> **EXCERPT TO READ**
════════════════

Australia’s commitment to coal is putting my country of Kiribati in danger
Constant change in the climate policies of Australia and New Zealand has been a huge disappointment to Pacific island nations
When I came into office as president of Kiribati in 2003, the Intergovernmental Panel on Climate Change (IPCC) had released its third assessment report and, like my predecessors, I believed the report’s projected rise in sea levels posed a real threat to the survival for those of us on the frontline. Accordingly, in my first address at the UN General Assembly in 2004 I drew attention to the dangers posed by climate change, especially to small island nations like Kiribati and other Pacific island countries.
The fact that no other leader made any reference to it in their statement worried me and I wondered whether I might be making a fool of myself, especially when the focus of international attention at the time was on more real and present threats like terrorism. Thankfully by the next assembly, in 2005, other Pacific island leaders had joined the call for action. This has gathered great momentum in the years since.
But as the years rolled on, the fossil fuel lobby changed strategies, focusing their efforts on manipulating political leaders into making climate change into a partisan issue on which politicians could be ideologically divided.
It was therefore no surprise to hear this month, just before Cop26, that the Australian government tried to lobby the IPCC to water down the language of the latest report before its release. Today not only is the science on climate change rock-solid but countries which in the past did not regard the climate crisis as relevant to their lives are now beginning to experience unprecedented bushfires, deadly heatwaves and more powerful storms, among other effects.

════════════════

> **RECORDS PROVIDED**
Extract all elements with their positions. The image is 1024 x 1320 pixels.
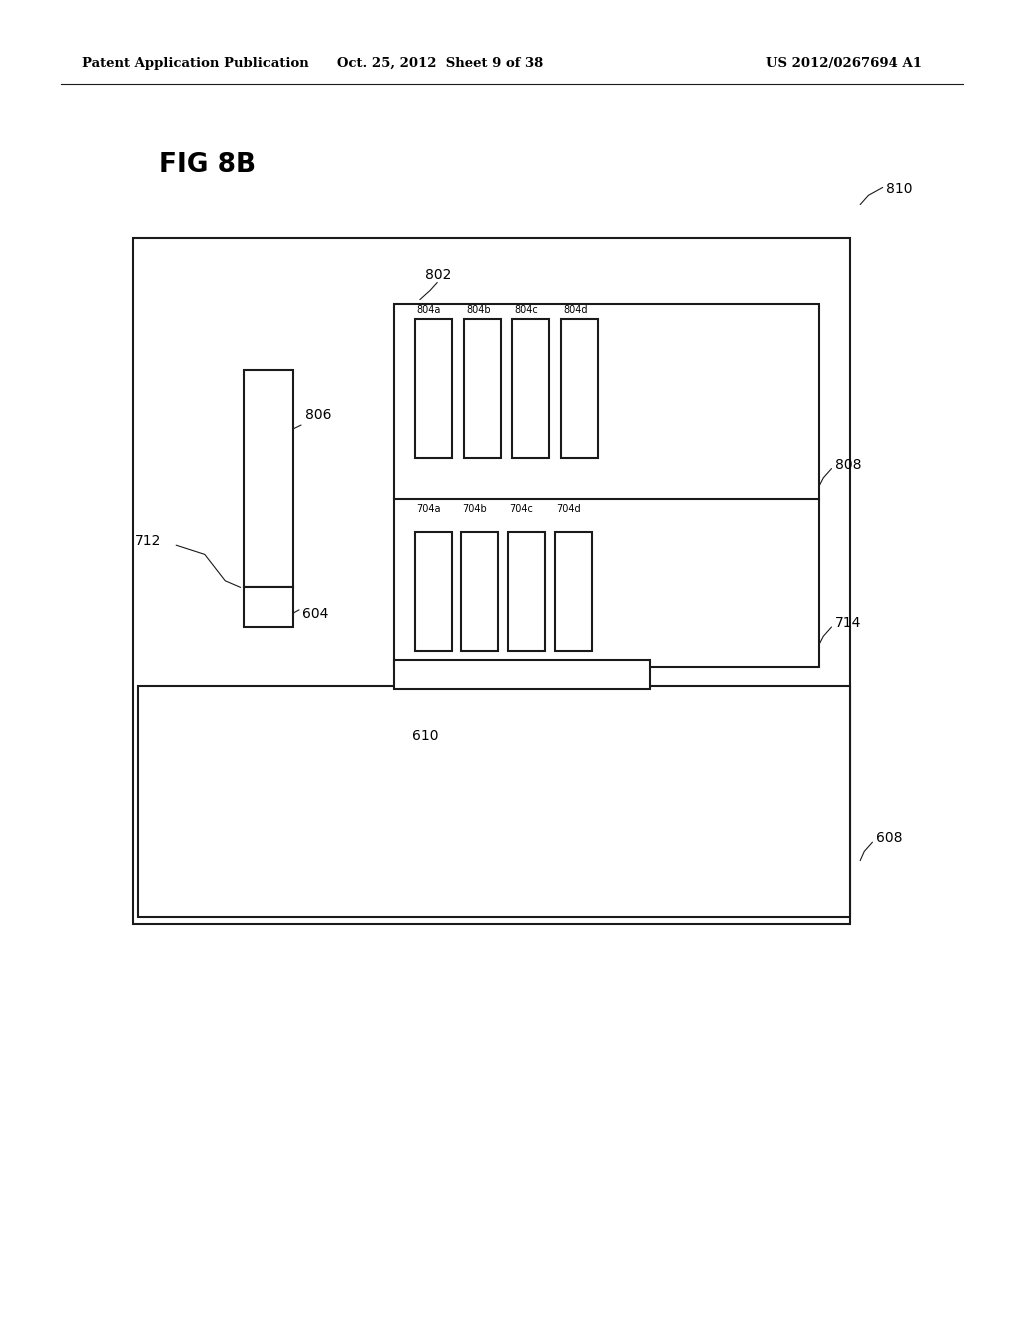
- Bar: [561, 319, 598, 458]
- Bar: [415, 319, 452, 458]
- Text: 808: 808: [835, 458, 861, 471]
- Text: Patent Application Publication: Patent Application Publication: [82, 57, 308, 70]
- Bar: [555, 532, 592, 651]
- Bar: [394, 304, 819, 667]
- Bar: [464, 319, 501, 458]
- Bar: [394, 660, 650, 689]
- Text: 610: 610: [412, 729, 438, 743]
- Bar: [461, 532, 498, 651]
- Text: 804c: 804c: [514, 305, 538, 315]
- Text: 704d: 704d: [556, 504, 581, 515]
- Text: 714: 714: [835, 616, 861, 630]
- Text: FIG 8B: FIG 8B: [159, 152, 256, 178]
- Text: 806: 806: [305, 408, 332, 422]
- Text: 804b: 804b: [466, 305, 490, 315]
- Text: 704a: 704a: [416, 504, 440, 515]
- Text: 810: 810: [886, 182, 912, 197]
- Text: 802: 802: [425, 268, 452, 282]
- Bar: [508, 532, 545, 651]
- Bar: [244, 587, 293, 627]
- Text: 804a: 804a: [417, 305, 441, 315]
- Text: US 2012/0267694 A1: US 2012/0267694 A1: [766, 57, 922, 70]
- Text: 804d: 804d: [563, 305, 588, 315]
- Bar: [244, 370, 293, 587]
- Text: 704b: 704b: [462, 504, 486, 515]
- Bar: [415, 532, 452, 651]
- Text: 712: 712: [135, 535, 162, 548]
- Bar: [512, 319, 549, 458]
- Text: 604: 604: [302, 607, 329, 622]
- Bar: [138, 686, 850, 917]
- Text: 704c: 704c: [509, 504, 532, 515]
- Bar: [133, 238, 850, 924]
- Text: Oct. 25, 2012  Sheet 9 of 38: Oct. 25, 2012 Sheet 9 of 38: [337, 57, 544, 70]
- Text: 608: 608: [876, 832, 902, 845]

════════════════

> **GIVEN TASK 1**
Using the article on Kiribati and climate policy, answer each question:
(a) In what year did the writer take office as president of Kiribati?
(b) In which year did other Pacific island leaders join the call for action at the UN General Assembly?
(c) What did the Australian government try to persuade the IPCC to do with its latest report?
> **GIVEN TASK 2**
Reproduce the passage of the article on Kiribati and climate policy that begins at the words "Australia’s commitment to" and stops after "Pacific island countries.".
Rely solely on the article on Kiribati and climate policy when responding.

> **FULL ANSWER 1**
(a) 2003
(b) 2005
(c) Water down the language of the report before its release.

> **FULL ANSWER 2**
Australia’s commitment to coal is putting my country of Kiribati in danger
Constant change in the climate policies of Australia and New Zealand has been a huge disappointment to Pacific island nations
When I came into office as president of Kiribati in 2003, the Intergovernmental Panel on Climate Change (IPCC) had released its third assessment report and, like my predecessors, I believed the report’s projected rise in sea levels posed a real threat to the survival for those of us on the frontline. Accordingly, in my first address at the UN General Assembly in 2004 I drew attention to the dangers posed by climate change, especially to small island nations like Kiribati and other Pacific island countries.